Check each line of the records for "time"; collect those that have it.

--- start Data to process ---

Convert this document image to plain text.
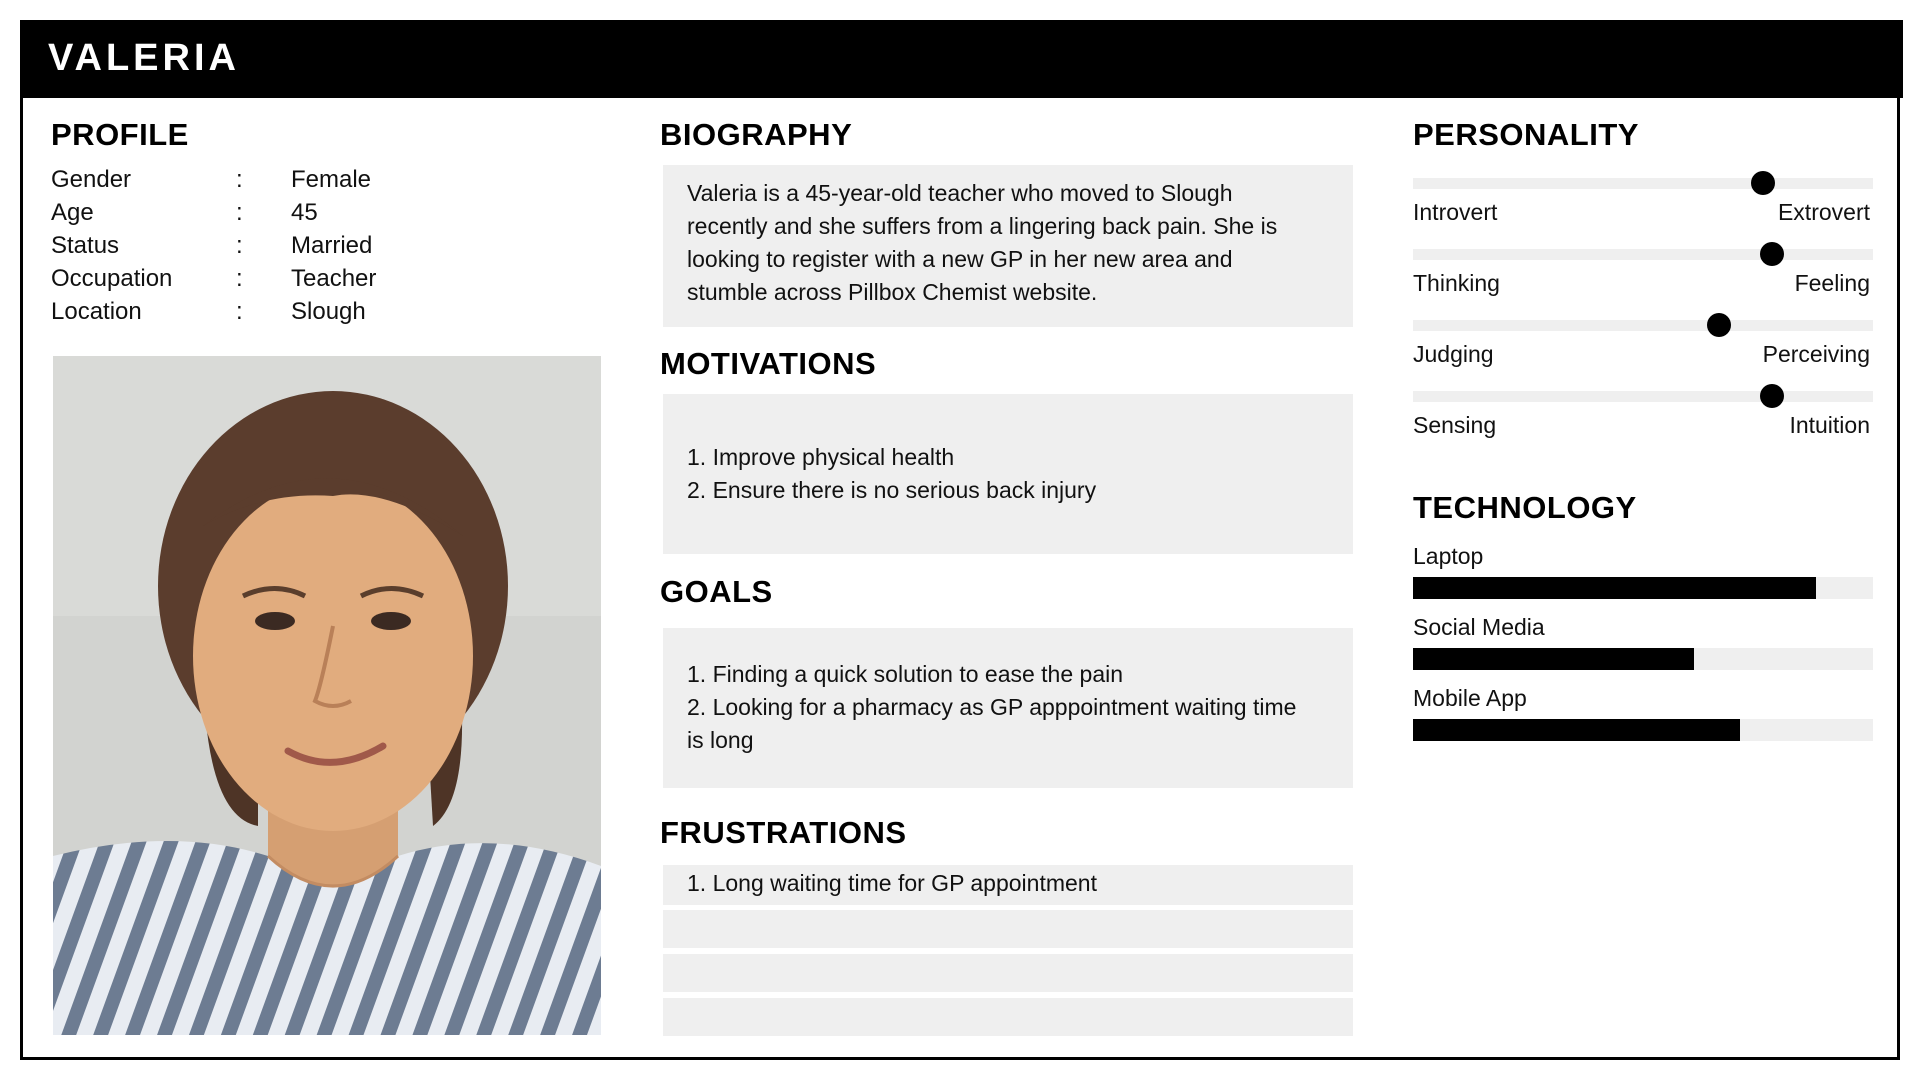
VALERIA
PROFILE
Gender	: Female
Age	: 45
Status	: Married
Occupation	: Teacher
Location	: Slough
BIOGRAPHY
Valeria is a 45-year-old teacher who moved to Slough
recently and she suffers from a lingering back pain. She is
looking to register with a new GP in her new area and
stumble across Pillbox Chemist website.
MOTIVATIONS
1. Improve physical health
2. Ensure there is no serious back injury
GOALS
1. Finding a quick solution to ease the pain
2. Looking for a pharmacy as GP apppointment waiting time
is long
FRUSTRATIONS
1. Long waiting time for GP appointment
PERSONALITY
Introvert	Extrovert
Thinking	Feeling
Judging	Perceiving
Sensing	Intuition
TECHNOLOGY
Laptop
Social Media
Mobile App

--- end Data to process ---

* _Response_
2. Looking for a pharmacy as GP apppointment waiting time
1. Long waiting time for GP appointment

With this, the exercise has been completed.